start
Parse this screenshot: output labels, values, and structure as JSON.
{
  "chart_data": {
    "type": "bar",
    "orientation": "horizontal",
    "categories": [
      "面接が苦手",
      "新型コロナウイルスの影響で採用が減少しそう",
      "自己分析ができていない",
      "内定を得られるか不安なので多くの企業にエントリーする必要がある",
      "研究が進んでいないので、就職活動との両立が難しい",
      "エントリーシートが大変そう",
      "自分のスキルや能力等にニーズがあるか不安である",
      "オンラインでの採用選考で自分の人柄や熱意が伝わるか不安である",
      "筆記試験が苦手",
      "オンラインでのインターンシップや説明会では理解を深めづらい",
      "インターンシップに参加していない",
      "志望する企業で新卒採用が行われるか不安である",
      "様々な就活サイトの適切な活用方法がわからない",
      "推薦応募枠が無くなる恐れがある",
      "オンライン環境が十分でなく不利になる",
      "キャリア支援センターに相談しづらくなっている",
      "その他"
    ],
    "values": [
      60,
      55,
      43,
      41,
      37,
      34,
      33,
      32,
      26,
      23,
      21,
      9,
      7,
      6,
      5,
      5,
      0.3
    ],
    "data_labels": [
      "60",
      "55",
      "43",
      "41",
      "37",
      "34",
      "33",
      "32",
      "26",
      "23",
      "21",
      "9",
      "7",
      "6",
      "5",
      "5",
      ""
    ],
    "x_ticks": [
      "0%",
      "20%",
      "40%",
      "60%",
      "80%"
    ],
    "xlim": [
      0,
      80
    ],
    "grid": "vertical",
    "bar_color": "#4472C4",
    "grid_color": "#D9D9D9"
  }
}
end
**EXERCISE INSTRUCTIONS**
Print out all the entries precisely as written.

**RESPONSE TO THIS TASK**
Parse this screenshot: output labels, values, and structure as JSON.
{
  "chart_data": {
    "type": "bar",
    "orientation": "horizontal",
    "categories": [
      "面接が苦手",
      "新型コロナウイルスの影響で採用が減少しそう",
      "自己分析ができていない",
      "内定を得られるか不安なので多くの企業にエントリーする必要がある",
      "研究が進んでいないので、就職活動との両立が難しい",
      "エントリーシートが大変そう",
      "自分のスキルや能力等にニーズがあるか不安である",
      "オンラインでの採用選考で自分の人柄や熱意が伝わるか不安である",
      "筆記試験が苦手",
      "オンラインでのインターンシップや説明会では理解を深めづらい",
      "インターンシップに参加していない",
      "志望する企業で新卒採用が行われるか不安である",
      "様々な就活サイトの適切な活用方法がわからない",
      "推薦応募枠が無くなる恐れがある",
      "オンライン環境が十分でなく不利になる",
      "キャリア支援センターに相談しづらくなっている",
      "その他"
    ],
    "values": [
      60,
      55,
      43,
      41,
      37,
      34,
      33,
      32,
      26,
      23,
      21,
      9,
      7,
      6,
      5,
      5,
      0.3
    ],
    "data_labels": [
      "60",
      "55",
      "43",
      "41",
      "37",
      "34",
      "33",
      "32",
      "26",
      "23",
      "21",
      "9",
      "7",
      "6",
      "5",
      "5",
      ""
    ],
    "x_ticks": [
      "0%",
      "20%",
      "40%",
      "60%",
      "80%"
    ],
    "xlim": [
      0,
      80
    ],
    "grid": "vertical",
    "bar_color": "#4472C4",
    "grid_color": "#D9D9D9"
  }
}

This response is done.